Data listing =
-=-=-=-=-

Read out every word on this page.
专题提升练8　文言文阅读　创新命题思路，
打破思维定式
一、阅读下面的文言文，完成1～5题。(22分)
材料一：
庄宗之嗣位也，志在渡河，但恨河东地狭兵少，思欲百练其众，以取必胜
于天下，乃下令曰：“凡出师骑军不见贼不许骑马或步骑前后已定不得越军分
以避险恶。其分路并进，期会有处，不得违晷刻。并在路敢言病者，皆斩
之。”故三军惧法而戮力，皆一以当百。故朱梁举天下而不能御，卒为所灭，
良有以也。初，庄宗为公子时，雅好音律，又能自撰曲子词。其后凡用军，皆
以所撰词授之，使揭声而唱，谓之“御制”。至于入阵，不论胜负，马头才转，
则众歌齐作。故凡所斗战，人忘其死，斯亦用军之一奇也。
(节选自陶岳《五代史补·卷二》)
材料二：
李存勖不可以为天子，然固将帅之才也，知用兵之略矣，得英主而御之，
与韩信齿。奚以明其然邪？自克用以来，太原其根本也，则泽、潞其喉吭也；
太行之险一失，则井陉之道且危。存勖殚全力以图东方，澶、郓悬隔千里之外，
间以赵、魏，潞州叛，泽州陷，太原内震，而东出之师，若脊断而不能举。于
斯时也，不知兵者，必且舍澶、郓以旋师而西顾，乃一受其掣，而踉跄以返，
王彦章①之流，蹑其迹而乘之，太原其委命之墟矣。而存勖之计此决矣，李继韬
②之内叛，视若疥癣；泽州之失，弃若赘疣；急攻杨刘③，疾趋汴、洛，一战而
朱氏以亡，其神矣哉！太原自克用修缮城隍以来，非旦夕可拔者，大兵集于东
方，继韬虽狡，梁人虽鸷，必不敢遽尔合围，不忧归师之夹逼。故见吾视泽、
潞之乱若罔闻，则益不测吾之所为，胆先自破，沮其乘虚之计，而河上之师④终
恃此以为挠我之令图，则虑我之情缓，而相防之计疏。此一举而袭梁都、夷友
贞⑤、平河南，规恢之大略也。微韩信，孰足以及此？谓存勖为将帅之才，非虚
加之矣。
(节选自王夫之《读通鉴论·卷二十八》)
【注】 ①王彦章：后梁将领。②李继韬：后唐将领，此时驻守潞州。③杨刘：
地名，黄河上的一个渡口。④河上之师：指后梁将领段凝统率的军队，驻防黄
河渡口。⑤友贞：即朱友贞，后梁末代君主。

-=-=-=-=-

What is asked = Copy all of the material word for word.

Problem solution =
Read out every word on this page.
专题提升练8　文言文阅读　创新命题思路，
打破思维定式
一、阅读下面的文言文，完成1～5题。(22分)
材料一：
庄宗之嗣位也，志在渡河，但恨河东地狭兵少，思欲百练其众，以取必胜
于天下，乃下令曰：“凡出师骑军不见贼不许骑马或步骑前后已定不得越军分
以避险恶。其分路并进，期会有处，不得违晷刻。并在路敢言病者，皆斩
之。”故三军惧法而戮力，皆一以当百。故朱梁举天下而不能御，卒为所灭，
良有以也。初，庄宗为公子时，雅好音律，又能自撰曲子词。其后凡用军，皆
以所撰词授之，使揭声而唱，谓之“御制”。至于入阵，不论胜负，马头才转，
则众歌齐作。故凡所斗战，人忘其死，斯亦用军之一奇也。
(节选自陶岳《五代史补·卷二》)
材料二：
李存勖不可以为天子，然固将帅之才也，知用兵之略矣，得英主而御之，
与韩信齿。奚以明其然邪？自克用以来，太原其根本也，则泽、潞其喉吭也；
太行之险一失，则井陉之道且危。存勖殚全力以图东方，澶、郓悬隔千里之外，
间以赵、魏，潞州叛，泽州陷，太原内震，而东出之师，若脊断而不能举。于
斯时也，不知兵者，必且舍澶、郓以旋师而西顾，乃一受其掣，而踉跄以返，
王彦章①之流，蹑其迹而乘之，太原其委命之墟矣。而存勖之计此决矣，李继韬
②之内叛，视若疥癣；泽州之失，弃若赘疣；急攻杨刘③，疾趋汴、洛，一战而
朱氏以亡，其神矣哉！太原自克用修缮城隍以来，非旦夕可拔者，大兵集于东
方，继韬虽狡，梁人虽鸷，必不敢遽尔合围，不忧归师之夹逼。故见吾视泽、
潞之乱若罔闻，则益不测吾之所为，胆先自破，沮其乘虚之计，而河上之师④终
恃此以为挠我之令图，则虑我之情缓，而相防之计疏。此一举而袭梁都、夷友
贞⑤、平河南，规恢之大略也。微韩信，孰足以及此？谓存勖为将帅之才，非虚
加之矣。
(节选自王夫之《读通鉴论·卷二十八》)
【注】 ①王彦章：后梁将领。②李继韬：后唐将领，此时驻守潞州。③杨刘：
地名，黄河上的一个渡口。④河上之师：指后梁将领段凝统率的军队，驻防黄
河渡口。⑤友贞：即朱友贞，后梁末代君主。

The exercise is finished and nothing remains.